ZU BEARBEITENDE AUFGABEN —
• A. Prüfen Sie, ob die folgenden Aussagen dem Textauszug entsprechen, und beantworten Sie jede mit Ja oder Nein samt den entscheidenden Worten des Textauszugs als wörtlichem Zitat: (i) Das Heft mit Übungen wird kostenlos an Apotheker verteilt. (ii) Die Zeitschrift des Verlags erscheint wöchentlich. (iii) Die Werbung des Arzneimittelherstellers stellt eine gezielte Behinderung des Zeitschriftenverlags dar.
• B. Erläutern Sie anhand des Textauszugs in ein bis drei Sätzen, wozu die Apotheker das Heft des Herstellers erhalten und worin es sich von der Zeitschrift des Verlags unterscheidet.
• C. Welches Gericht hat laut Textauszug im Verfahrensgang entschieden, und an welchem Tag?

TEXTAUSZUG —
○ ○ ○ ○
Leitsatz (amtlich)

Ein vom Hersteller eines Arzneimittels zur Förderung der Gehirnleistung in unregelmäßigen Abständen herausgegebenes und kostenlos an Apotheker zur Weitergabe an ihre Kunden verteiltes Heft mit Übungen zur Förderung der Gehirnleistung kann als zulässige Werbe- und Verkaufshilfe und nicht als unzulässige Werbegabe an die Apotheker anzusehen sein, ungeachtet der Existenz einer monatlich in einem Verlag erscheinenden entgeltlich an Apotheker vertriebenen und von ihren unentgeltlich an ihre Kunden abgegebenen Zeitschrift mit Kurzzeit-Gedächtnis- und Konzentrationsübungen neben einigen Artikeln zu Sachthemen. Das Aufkommen der Werbung des Arzneimittelherstellers stellt auch keine gezielte Behinderung des Zeitschriftenverlags und keine verbotene Marktstörung und allgemeine Marktbehinderung dar.

 

Normenkette

UWG § 2 Abs. 1 Nr. 3, §§ 3, 4 Nrn. 1, 10-11, § 8 Abs. 1, §§ 9, 12 Abs. 1 S. 2; HWG §§ 7, 7 Abs. 1 S. 1, Abs. 1 Nr. 5

 

Verfahrensgang

LG Kleve (Entscheidung vom 05.10.2007)
○ ○ ○ ○
BEREITGESTELLTE DATEN —
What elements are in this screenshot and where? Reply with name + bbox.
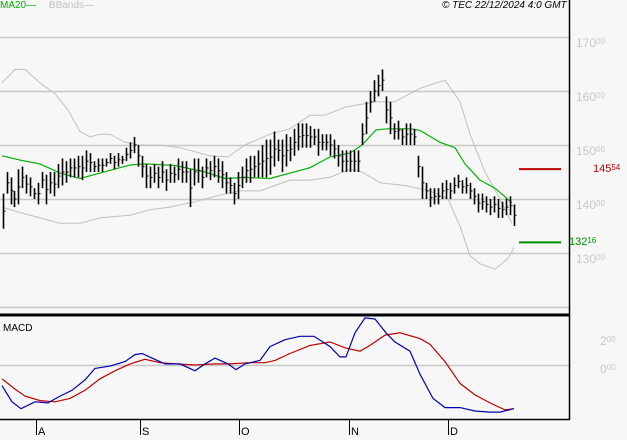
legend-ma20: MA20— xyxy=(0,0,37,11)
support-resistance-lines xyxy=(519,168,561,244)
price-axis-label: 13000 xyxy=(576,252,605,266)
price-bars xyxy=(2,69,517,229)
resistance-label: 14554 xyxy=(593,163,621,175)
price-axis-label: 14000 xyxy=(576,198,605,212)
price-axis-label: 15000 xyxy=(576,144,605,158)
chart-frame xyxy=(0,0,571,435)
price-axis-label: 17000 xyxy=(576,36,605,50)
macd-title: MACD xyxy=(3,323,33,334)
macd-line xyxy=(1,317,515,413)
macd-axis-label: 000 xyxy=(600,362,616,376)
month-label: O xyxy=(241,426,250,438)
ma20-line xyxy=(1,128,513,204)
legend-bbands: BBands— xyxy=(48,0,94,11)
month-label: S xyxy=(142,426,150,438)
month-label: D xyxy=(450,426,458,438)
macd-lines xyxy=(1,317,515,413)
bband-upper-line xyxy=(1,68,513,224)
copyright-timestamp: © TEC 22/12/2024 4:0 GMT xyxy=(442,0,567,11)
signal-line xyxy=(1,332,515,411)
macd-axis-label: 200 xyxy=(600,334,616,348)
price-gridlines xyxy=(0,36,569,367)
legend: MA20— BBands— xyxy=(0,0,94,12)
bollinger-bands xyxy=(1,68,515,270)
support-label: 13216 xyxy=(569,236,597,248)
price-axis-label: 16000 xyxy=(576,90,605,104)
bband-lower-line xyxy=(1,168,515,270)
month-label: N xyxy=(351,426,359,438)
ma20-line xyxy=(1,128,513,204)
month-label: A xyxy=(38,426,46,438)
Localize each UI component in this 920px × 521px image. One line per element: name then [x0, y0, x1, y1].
○ ○ ○ ○
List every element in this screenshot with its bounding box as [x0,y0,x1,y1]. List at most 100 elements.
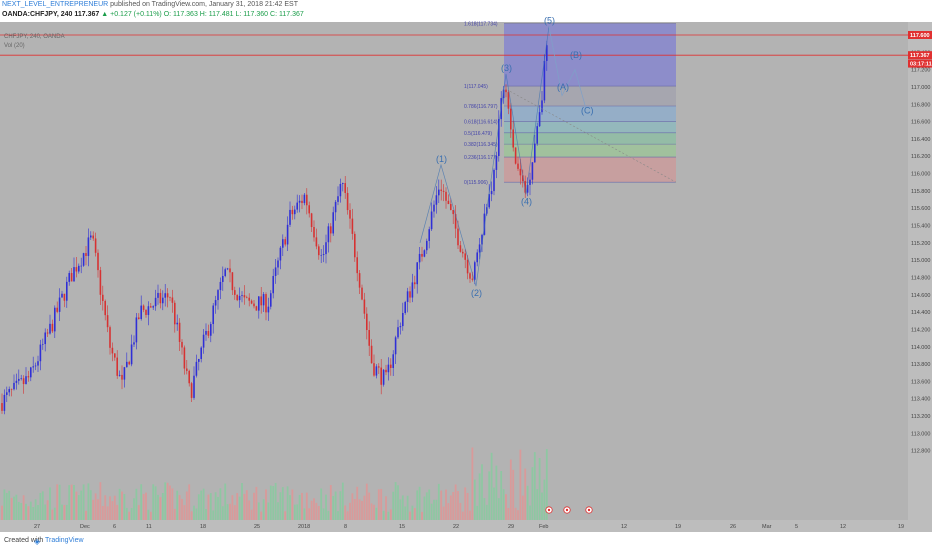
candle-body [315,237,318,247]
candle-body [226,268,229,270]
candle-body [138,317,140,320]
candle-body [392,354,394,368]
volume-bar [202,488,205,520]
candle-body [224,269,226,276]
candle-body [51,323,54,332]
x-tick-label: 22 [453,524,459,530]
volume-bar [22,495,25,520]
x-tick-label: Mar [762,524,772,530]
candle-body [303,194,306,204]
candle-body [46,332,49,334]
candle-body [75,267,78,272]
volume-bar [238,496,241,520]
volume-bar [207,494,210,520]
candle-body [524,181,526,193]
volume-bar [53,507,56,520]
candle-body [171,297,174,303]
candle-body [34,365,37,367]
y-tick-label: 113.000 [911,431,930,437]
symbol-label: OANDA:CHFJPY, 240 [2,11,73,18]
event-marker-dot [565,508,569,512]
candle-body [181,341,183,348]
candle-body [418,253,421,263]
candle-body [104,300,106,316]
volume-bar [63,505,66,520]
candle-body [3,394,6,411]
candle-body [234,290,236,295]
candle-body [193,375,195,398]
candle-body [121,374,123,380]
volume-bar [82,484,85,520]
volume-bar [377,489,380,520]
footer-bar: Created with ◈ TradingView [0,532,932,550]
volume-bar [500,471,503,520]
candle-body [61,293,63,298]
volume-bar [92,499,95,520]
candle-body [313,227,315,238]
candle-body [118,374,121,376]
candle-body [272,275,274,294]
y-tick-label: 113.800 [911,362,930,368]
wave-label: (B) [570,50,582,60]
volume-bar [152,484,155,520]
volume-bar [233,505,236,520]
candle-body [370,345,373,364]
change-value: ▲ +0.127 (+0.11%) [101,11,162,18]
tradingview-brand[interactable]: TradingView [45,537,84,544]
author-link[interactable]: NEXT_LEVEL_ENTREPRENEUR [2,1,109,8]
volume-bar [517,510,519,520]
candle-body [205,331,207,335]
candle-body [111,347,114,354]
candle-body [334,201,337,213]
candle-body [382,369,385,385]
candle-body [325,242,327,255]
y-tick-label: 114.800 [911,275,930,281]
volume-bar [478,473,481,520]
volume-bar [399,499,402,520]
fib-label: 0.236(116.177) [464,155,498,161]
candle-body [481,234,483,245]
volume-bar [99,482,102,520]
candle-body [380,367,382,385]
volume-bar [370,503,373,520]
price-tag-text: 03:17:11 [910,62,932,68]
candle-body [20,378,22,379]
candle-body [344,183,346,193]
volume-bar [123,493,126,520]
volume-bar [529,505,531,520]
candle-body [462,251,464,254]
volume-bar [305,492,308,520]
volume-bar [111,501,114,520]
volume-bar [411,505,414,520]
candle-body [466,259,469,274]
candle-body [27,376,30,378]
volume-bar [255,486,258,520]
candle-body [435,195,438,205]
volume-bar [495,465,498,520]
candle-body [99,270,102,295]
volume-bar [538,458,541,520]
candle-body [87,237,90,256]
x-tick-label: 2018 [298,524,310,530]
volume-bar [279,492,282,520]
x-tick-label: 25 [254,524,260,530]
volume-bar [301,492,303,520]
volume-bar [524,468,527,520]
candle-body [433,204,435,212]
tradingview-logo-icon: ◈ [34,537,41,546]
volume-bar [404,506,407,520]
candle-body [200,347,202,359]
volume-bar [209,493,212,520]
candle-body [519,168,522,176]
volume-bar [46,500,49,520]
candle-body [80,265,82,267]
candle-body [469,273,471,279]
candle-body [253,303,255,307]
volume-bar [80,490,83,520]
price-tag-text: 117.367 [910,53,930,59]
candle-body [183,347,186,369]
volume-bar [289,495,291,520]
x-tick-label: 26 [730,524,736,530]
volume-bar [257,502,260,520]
○ ○ ○ ○
LÖSUNGEN —
• A.
(i) Ja: „kostenlos an Apotheker zur Weitergabe an ihre Kunden verteiltes Heft“
(ii) Nein: „monatlich in einem Verlag erscheinenden“
(iii) Nein: „stellt auch keine gezielte Behinderung des Zeitschriftenverlags“

• B. Die Apotheker erhalten das Heft kostenlos, um es an ihre Kunden weiterzugeben. Das Heft erscheint in unregelmäßigen Abständen und stammt vom Hersteller eines Arzneimittels zur Förderung der Gehirnleistung. Die Zeitschrift erscheint dagegen monatlich in einem Verlag, wird entgeltlich an Apotheker vertrieben und enthält neben Übungen auch einige Artikel zu Sachthemen.

• C. Das LG Kleve hat am 05.10.2007 entschieden.